Set down the data below without change, skipping the pictures it holds.

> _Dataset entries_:

|---|

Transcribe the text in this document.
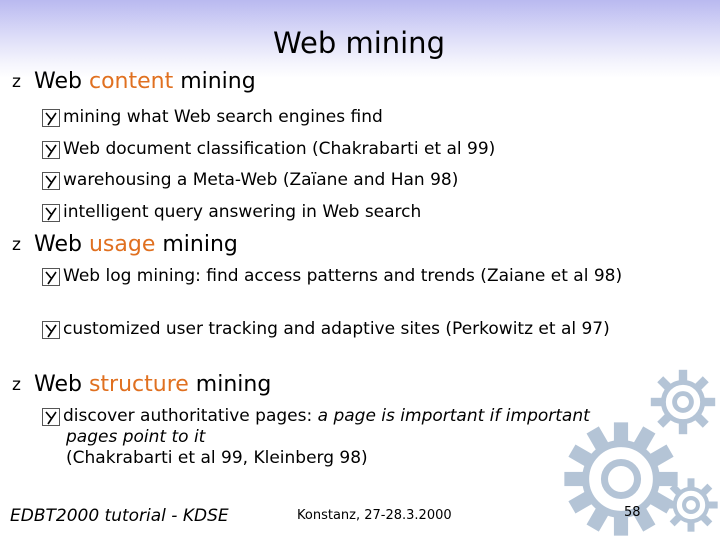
Web mining
z Web content mining
mining what Web search engines find
Web document classification (Chakrabarti et al 99)
warehousing a Meta-Web (Zaïane and Han 98)
intelligent query answering in Web search
z Web usage mining
Web log mining: find access patterns and trends (Zaiane et al 98)
customized user tracking and adaptive sites (Perkowitz et al 97)
z Web structure mining
discover authoritative pages: a page is important if important pages point to it
(Chakrabarti et al 99, Kleinberg 98)
EDBT2000 tutorial - KDSE	Konstanz, 27-28.3.2000	58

|---|

> _Exercise response_:
Transcribe the text in this document.
Web mining
z Web content mining
mining what Web search engines find
Web document classification (Chakrabarti et al 99)
warehousing a Meta-Web (Zaïane and Han 98)
intelligent query answering in Web search
z Web usage mining
Web log mining: find access patterns and trends (Zaiane et al 98)
customized user tracking and adaptive sites (Perkowitz et al 97)
z Web structure mining
discover authoritative pages: a page is important if important pages point to it
(Chakrabarti et al 99, Kleinberg 98)
EDBT2000 tutorial - KDSE	Konstanz, 27-28.3.2000	58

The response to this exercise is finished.